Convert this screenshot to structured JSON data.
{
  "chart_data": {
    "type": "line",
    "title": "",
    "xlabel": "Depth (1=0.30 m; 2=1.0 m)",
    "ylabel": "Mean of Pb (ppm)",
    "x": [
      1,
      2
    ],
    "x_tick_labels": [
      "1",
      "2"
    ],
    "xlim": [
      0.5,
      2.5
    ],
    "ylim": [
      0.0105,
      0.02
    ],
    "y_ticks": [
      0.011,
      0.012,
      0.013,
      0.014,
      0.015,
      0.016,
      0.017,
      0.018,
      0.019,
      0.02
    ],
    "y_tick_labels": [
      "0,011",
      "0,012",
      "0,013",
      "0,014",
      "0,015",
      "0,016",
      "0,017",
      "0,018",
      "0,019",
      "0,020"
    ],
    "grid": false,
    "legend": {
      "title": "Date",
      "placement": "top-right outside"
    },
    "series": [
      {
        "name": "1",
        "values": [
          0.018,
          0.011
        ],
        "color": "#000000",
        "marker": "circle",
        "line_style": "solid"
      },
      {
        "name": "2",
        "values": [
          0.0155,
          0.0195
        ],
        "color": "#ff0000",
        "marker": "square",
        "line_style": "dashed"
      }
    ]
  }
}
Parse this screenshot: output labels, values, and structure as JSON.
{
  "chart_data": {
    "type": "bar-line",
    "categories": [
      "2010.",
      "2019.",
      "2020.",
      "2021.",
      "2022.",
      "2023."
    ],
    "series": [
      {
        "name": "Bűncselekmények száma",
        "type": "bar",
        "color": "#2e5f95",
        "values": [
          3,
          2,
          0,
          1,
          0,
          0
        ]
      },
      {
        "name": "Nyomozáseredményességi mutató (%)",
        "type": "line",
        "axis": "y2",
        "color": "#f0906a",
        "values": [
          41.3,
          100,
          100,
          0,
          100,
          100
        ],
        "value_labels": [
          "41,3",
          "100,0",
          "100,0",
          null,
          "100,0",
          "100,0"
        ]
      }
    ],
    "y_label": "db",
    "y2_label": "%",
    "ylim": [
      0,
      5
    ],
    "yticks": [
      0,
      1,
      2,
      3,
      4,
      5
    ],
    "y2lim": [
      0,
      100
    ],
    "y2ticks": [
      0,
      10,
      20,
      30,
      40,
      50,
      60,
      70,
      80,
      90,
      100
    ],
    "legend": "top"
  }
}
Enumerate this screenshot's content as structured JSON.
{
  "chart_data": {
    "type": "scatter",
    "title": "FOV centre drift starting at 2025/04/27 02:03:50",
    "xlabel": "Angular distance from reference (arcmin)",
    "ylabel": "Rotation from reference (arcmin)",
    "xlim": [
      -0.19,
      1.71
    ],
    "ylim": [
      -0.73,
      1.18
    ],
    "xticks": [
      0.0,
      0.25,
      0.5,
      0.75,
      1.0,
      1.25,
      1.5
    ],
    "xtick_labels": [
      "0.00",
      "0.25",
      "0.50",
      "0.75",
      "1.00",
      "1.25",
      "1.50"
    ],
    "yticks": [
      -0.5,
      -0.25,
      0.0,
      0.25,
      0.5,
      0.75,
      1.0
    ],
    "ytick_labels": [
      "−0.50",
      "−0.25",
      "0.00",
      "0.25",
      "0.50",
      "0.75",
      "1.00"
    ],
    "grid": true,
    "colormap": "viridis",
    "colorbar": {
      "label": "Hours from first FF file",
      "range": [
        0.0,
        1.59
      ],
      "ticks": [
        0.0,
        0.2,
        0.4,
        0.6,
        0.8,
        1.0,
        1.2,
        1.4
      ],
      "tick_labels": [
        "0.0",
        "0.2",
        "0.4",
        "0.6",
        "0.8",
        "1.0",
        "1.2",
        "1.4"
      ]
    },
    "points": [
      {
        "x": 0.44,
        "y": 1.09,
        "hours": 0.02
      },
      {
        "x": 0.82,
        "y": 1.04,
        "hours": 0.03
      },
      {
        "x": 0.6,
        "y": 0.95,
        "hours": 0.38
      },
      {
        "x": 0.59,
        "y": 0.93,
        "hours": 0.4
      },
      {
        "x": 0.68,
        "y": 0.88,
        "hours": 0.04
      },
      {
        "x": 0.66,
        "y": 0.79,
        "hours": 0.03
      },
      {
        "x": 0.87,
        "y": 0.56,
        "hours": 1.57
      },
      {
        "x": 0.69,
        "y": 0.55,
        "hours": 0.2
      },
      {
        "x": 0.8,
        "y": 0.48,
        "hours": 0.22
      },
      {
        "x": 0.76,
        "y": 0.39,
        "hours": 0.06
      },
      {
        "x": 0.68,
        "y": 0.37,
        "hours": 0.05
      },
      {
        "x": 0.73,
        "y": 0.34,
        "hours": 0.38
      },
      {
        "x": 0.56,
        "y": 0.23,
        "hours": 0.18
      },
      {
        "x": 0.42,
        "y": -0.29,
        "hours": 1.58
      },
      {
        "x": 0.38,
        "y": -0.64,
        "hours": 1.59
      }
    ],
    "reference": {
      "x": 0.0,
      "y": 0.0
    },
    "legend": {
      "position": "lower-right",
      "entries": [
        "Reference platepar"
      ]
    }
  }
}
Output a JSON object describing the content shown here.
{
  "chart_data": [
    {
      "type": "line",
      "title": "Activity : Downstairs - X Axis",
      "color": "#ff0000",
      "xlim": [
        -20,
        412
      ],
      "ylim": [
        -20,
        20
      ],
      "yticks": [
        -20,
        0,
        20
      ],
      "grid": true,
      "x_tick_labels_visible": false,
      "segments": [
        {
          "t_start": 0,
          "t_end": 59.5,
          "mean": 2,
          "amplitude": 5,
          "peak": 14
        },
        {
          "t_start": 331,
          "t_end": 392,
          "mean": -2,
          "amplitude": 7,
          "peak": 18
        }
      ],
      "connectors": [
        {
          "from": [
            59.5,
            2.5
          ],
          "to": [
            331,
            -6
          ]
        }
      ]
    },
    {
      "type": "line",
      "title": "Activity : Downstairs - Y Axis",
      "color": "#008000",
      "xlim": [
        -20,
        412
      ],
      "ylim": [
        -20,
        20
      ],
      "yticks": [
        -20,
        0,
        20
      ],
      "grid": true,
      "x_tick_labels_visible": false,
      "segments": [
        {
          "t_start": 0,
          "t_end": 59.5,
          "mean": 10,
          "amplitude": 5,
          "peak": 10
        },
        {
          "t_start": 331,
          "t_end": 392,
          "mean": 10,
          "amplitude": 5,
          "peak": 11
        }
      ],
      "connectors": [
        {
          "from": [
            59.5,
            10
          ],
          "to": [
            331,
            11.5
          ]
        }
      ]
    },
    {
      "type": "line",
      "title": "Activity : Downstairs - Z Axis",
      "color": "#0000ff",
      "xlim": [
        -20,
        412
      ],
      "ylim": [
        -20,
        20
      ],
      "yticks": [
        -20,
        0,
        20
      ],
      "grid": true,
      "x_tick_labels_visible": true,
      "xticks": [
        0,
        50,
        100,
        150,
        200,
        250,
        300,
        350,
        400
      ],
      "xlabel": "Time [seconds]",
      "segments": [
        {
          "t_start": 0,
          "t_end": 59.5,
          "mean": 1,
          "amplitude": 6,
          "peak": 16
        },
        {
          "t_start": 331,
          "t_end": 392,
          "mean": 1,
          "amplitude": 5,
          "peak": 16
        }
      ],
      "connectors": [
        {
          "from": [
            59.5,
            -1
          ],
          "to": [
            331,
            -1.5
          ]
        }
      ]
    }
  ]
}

- [Exercise aim]:
Search the entries for the word "xlabel", then gather every line that has it.

- [Task output]:
    "xlabel": "Depth (1=0.30 m; 2=1.0 m)",
    "xlabel": "Angular distance from reference (arcmin)",
      "xlabel": "Time [seconds]",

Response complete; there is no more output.